For each line of the data below that holds "text", copy the line.

-- Start of Exercise inputs --

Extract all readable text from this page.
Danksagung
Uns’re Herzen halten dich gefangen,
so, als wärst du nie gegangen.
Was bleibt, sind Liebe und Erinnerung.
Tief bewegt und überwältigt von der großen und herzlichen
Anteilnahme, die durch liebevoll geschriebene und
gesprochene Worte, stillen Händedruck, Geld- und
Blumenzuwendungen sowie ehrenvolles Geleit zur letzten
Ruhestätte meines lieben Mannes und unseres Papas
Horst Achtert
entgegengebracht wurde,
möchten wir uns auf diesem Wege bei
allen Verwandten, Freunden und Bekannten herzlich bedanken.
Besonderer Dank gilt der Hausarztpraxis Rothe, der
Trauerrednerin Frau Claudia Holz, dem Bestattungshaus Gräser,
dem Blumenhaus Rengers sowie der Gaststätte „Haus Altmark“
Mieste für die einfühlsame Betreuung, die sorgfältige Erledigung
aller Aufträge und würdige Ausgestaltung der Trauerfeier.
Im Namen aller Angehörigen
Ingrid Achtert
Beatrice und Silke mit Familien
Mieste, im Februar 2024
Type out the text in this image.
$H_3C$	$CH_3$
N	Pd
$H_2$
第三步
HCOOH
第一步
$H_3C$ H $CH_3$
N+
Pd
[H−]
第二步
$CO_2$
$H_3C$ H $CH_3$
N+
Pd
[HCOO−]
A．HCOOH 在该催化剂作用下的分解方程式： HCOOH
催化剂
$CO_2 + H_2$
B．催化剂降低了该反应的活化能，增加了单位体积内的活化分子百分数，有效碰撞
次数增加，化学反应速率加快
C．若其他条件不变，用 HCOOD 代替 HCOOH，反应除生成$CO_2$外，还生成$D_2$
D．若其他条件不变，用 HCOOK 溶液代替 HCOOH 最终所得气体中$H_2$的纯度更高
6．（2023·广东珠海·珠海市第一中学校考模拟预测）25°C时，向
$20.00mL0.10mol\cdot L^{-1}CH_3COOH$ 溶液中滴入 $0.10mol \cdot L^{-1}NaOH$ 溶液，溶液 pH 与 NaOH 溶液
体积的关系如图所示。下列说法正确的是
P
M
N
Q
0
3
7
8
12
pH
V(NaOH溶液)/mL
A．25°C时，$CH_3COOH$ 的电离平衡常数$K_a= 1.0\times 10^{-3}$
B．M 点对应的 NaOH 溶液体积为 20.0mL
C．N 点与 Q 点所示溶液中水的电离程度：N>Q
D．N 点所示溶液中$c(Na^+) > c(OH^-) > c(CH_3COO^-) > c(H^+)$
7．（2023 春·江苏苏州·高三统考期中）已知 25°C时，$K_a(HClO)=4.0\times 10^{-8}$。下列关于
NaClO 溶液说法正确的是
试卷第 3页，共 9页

-- End of Exercise inputs --
-- Start of Exercise inputs --

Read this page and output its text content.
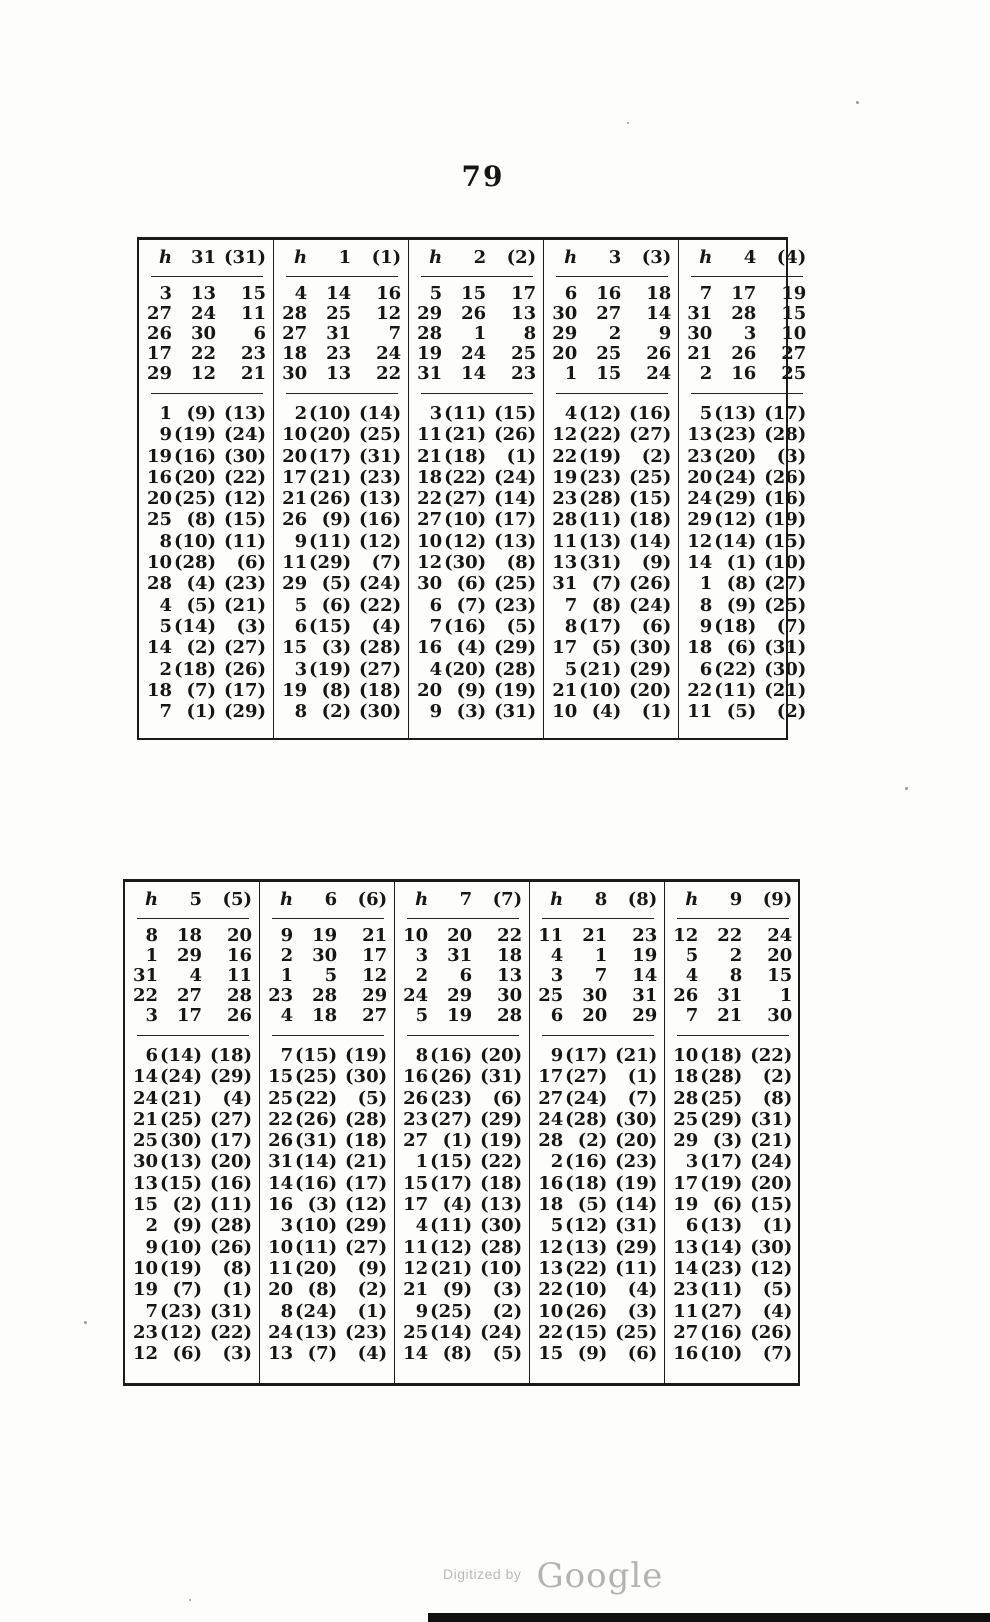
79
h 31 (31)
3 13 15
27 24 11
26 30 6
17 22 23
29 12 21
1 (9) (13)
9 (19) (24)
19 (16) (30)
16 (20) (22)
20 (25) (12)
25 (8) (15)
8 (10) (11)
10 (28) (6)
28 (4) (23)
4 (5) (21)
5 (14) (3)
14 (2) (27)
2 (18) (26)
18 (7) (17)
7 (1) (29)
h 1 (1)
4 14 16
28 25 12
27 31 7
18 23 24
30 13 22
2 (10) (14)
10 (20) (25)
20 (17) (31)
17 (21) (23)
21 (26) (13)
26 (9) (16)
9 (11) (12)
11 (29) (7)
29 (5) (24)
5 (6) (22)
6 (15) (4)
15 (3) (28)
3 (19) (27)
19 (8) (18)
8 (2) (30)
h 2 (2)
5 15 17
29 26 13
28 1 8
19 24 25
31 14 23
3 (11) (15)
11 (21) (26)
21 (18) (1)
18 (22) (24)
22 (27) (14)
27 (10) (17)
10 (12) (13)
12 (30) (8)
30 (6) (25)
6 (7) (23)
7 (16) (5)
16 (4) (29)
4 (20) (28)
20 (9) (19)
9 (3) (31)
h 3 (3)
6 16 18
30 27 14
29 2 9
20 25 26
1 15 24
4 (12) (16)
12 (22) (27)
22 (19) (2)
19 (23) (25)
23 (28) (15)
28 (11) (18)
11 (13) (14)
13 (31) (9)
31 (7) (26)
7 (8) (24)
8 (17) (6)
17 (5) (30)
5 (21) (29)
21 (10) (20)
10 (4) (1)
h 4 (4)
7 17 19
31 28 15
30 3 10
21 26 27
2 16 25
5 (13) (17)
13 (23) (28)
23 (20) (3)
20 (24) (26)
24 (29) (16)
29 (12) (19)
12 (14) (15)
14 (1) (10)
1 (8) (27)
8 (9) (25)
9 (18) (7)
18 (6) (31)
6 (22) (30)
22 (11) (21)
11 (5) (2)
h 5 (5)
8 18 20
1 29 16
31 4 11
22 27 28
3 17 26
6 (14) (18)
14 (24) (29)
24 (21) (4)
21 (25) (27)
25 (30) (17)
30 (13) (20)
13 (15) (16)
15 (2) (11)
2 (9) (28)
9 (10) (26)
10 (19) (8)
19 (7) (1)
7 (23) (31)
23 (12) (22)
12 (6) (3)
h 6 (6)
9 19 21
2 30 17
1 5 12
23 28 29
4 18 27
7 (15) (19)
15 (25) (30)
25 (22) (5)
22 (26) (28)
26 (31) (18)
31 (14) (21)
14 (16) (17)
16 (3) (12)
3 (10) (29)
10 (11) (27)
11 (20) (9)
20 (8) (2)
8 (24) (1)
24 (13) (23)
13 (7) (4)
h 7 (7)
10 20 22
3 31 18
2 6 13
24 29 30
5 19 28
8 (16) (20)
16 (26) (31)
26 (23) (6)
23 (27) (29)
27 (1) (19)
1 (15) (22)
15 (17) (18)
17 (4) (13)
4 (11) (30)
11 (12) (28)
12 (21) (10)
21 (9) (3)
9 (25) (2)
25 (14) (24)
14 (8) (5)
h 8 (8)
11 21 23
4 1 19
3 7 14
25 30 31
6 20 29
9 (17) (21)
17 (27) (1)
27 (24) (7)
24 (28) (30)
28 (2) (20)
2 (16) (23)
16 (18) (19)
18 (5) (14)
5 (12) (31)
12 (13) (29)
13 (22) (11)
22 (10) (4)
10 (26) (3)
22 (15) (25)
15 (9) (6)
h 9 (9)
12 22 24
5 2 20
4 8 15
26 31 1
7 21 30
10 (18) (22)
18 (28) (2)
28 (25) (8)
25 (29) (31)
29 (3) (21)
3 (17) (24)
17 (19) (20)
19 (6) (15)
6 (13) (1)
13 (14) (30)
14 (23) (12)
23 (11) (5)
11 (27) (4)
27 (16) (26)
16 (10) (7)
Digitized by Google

-- End of Exercise inputs --
-- Start of Exercise inputs --

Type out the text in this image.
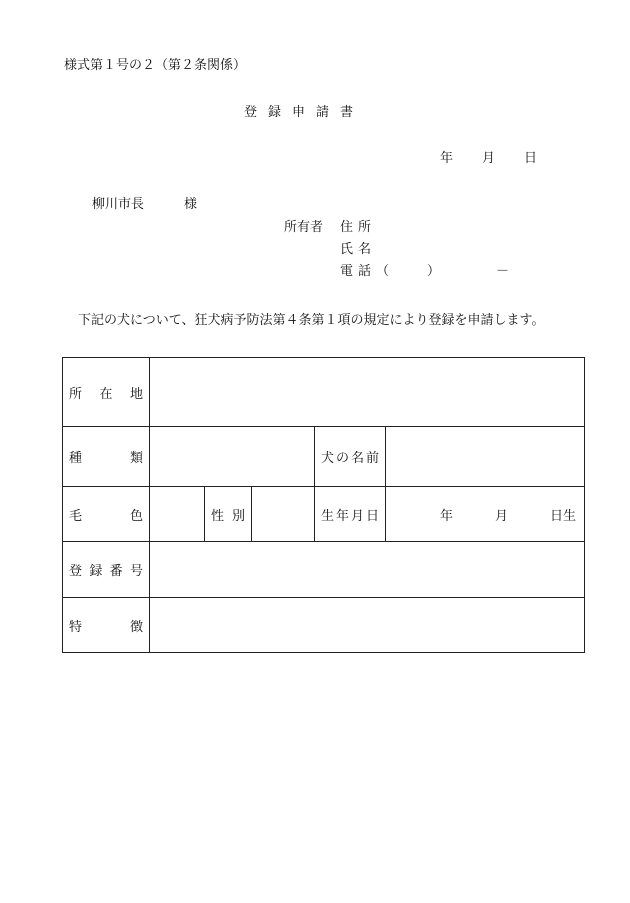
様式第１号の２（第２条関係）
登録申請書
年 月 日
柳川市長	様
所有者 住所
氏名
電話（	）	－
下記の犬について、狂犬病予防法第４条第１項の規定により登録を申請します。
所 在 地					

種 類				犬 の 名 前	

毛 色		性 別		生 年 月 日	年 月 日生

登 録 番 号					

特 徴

-- End of Exercise inputs --

Exercise solution:
Extract all readable text from this page.
Type out the text in this image.
Read this page and output its text content.
Type out the text in this image.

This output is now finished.